* _Work to complete_
Go through the listing below and gather every line with the word "probation".

* _Listed entries_

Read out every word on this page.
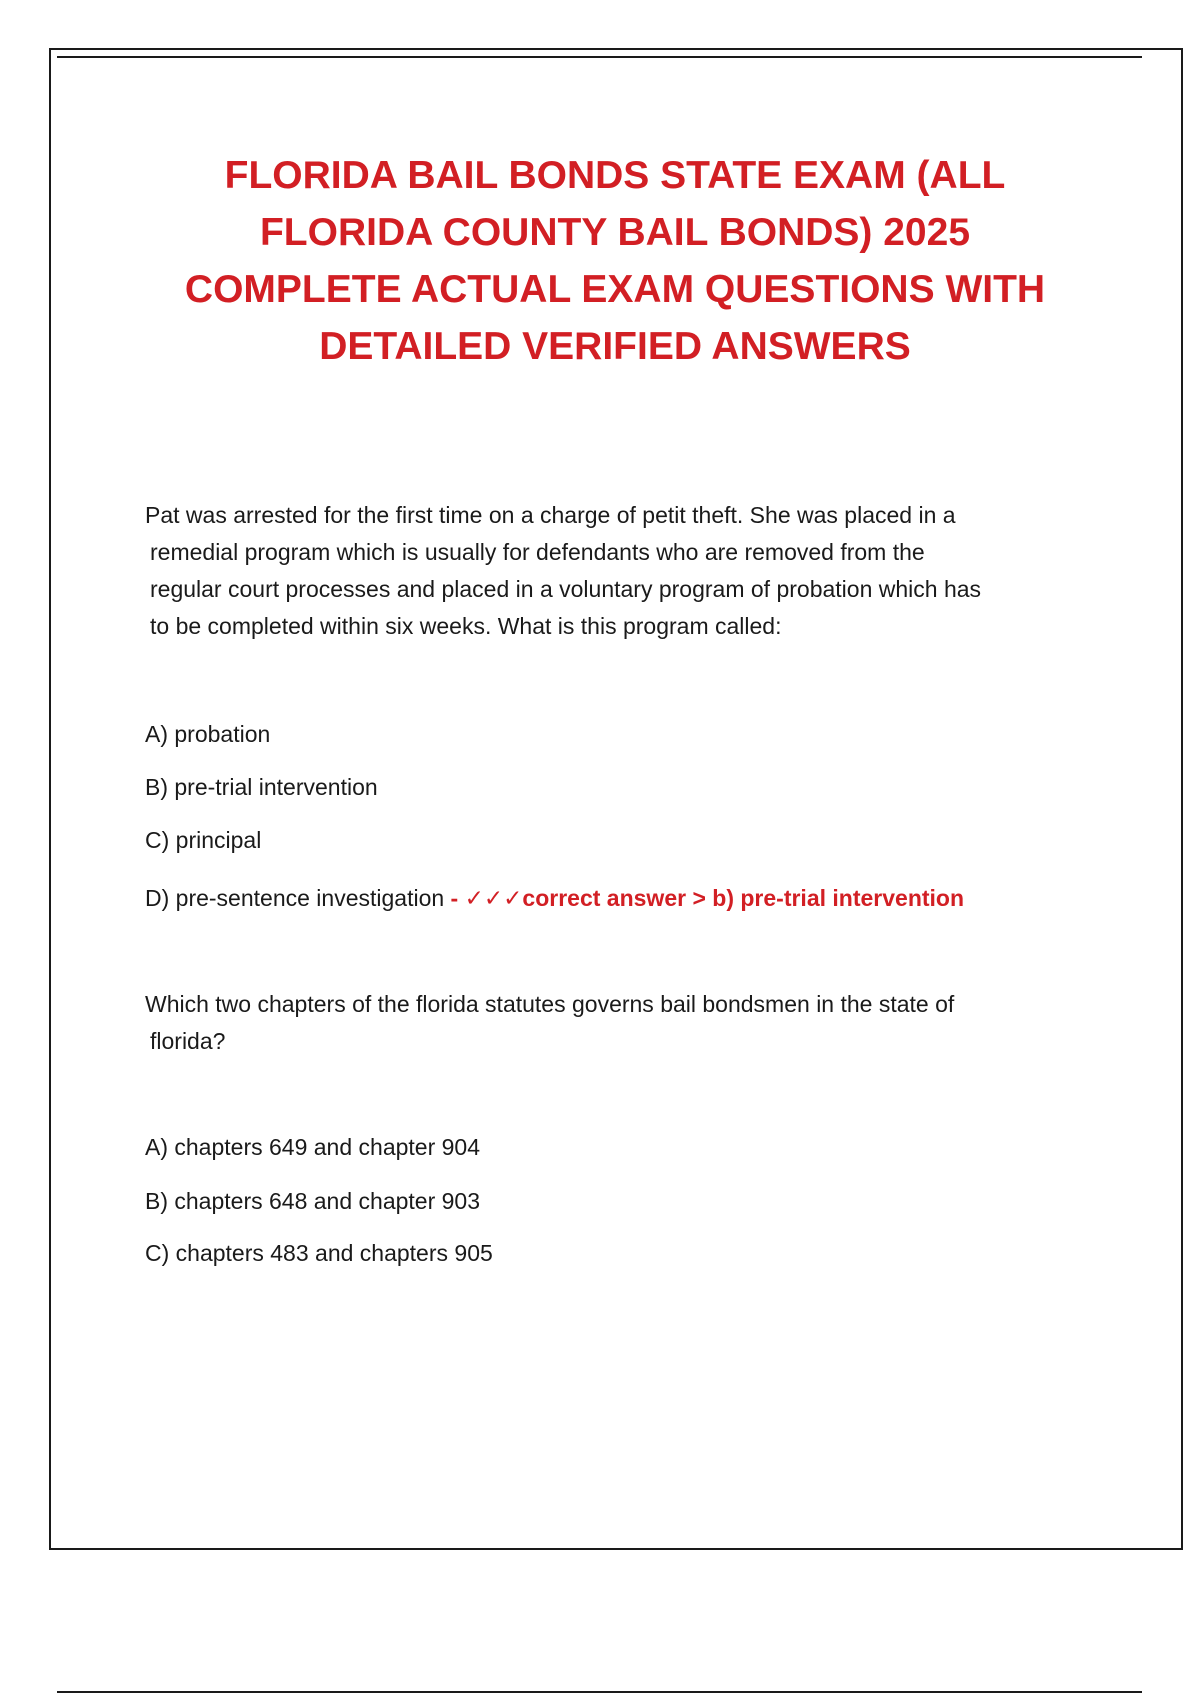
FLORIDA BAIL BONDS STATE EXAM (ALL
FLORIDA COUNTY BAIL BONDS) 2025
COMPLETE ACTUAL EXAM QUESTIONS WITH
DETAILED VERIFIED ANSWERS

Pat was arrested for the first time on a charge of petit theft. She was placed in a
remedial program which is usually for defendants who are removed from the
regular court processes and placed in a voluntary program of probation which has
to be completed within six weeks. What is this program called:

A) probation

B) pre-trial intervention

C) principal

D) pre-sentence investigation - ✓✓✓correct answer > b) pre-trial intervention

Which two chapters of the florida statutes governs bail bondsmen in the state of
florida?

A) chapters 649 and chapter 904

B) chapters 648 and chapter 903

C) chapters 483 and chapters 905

==

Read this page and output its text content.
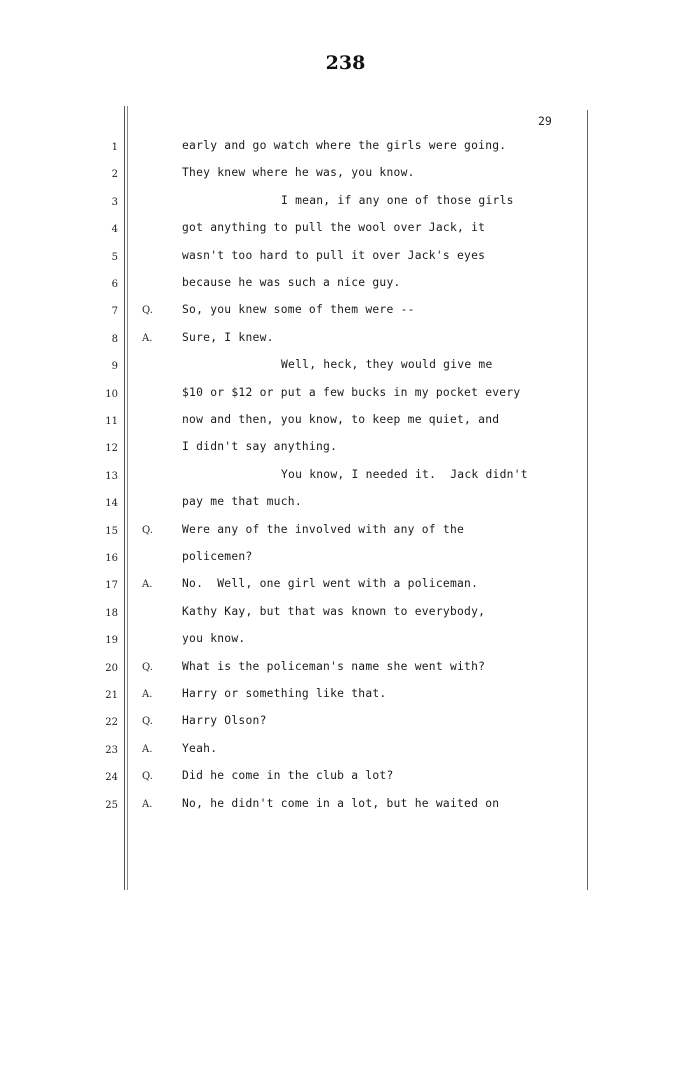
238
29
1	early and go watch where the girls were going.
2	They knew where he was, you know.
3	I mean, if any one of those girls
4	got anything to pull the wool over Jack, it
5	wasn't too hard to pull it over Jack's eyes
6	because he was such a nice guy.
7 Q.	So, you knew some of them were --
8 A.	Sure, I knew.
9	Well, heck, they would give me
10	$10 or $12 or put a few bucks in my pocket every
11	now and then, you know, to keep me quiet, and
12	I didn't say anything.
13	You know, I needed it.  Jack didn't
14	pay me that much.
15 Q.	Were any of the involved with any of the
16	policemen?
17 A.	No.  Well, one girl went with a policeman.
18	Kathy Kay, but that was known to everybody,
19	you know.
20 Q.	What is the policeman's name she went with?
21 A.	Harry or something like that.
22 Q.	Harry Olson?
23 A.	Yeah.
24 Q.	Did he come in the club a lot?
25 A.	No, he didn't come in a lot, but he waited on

* _Solved exercise_
regular court processes and placed in a voluntary program of probation which has
A) probation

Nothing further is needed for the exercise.